*PROBLEM DESCRIPTION*: Copy the records below exactly, from the line containing "Output a JSON" through the last line, and leave out every picture.

########

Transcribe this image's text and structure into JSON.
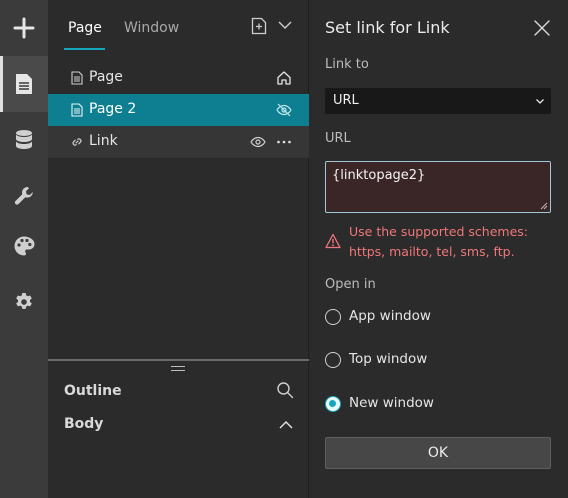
{
  "left_panel": {
    "tabs": [
      {
        "label": "Page"
      },
      {
        "label": "Window"
      }
    ],
    "pages": [
      {
        "label": "Page",
        "icon": "page-icon",
        "right_icon": "home-icon"
      },
      {
        "label": "Page 2",
        "icon": "page-icon",
        "right_icon": "eye-hidden-icon"
      },
      {
        "label": "Link",
        "icon": "link-icon",
        "right_icon": "eye-icon"
      }
    ],
    "outline_title": "Outline",
    "body_title": "Body"
  },
  "dialog": {
    "title": "Set link for Link",
    "link_to_label": "Link to",
    "link_to_value": "URL",
    "url_label": "URL",
    "url_value": "{linktopage2}",
    "error_message": "Use the supported schemes: https, mailto, tel, sms, ftp.",
    "open_in_label": "Open in",
    "open_in_options": [
      {
        "label": "App window",
        "checked": false
      },
      {
        "label": "Top window",
        "checked": false
      },
      {
        "label": "New window",
        "checked": true
      }
    ],
    "ok_label": "OK"
  },
  "colors": {
    "accent": "#14a7bc",
    "selected_row": "#0e7f91",
    "error": "#f0777a",
    "panel_bg": "#2b2b2b",
    "rail_bg": "#3b3b3b"
  }
}
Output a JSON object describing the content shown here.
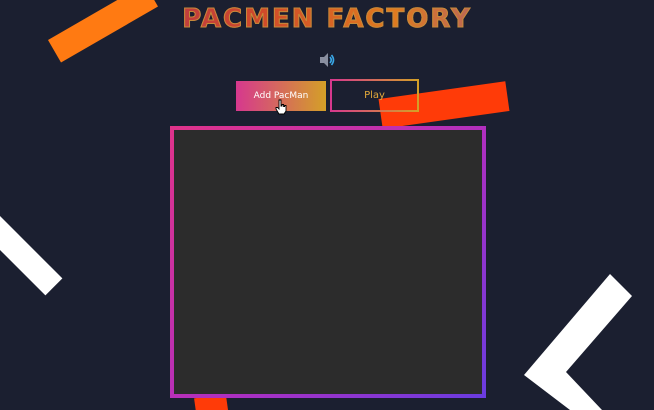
{
  "app": {
    "title": "PACMEN FACTORY"
  },
  "controls": {
    "add_label": "Add PacMan",
    "play_label": "Play"
  },
  "icons": {
    "sound": "speaker-icon",
    "cursor": "hand-pointer-icon"
  },
  "colors": {
    "background": "#1b1f30",
    "accent_pink": "#d6388e",
    "accent_gold": "#d4a027",
    "accent_orange": "#ff7a12",
    "accent_red": "#ff3b08",
    "canvas": "#2c2c2c",
    "frame_purple": "#6a3ce0"
  }
}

########

*EXERCISE ANSWER*:
Output a JSON object describing the content shown here.
{
  "app": {
    "title": "PACMEN FACTORY"
  },
  "controls": {
    "add_label": "Add PacMan",
    "play_label": "Play"
  },
  "icons": {
    "sound": "speaker-icon",
    "cursor": "hand-pointer-icon"
  },
  "colors": {
    "background": "#1b1f30",
    "accent_pink": "#d6388e",
    "accent_gold": "#d4a027",
    "accent_orange": "#ff7a12",
    "accent_red": "#ff3b08",
    "canvas": "#2c2c2c",
    "frame_purple": "#6a3ce0"
  }
}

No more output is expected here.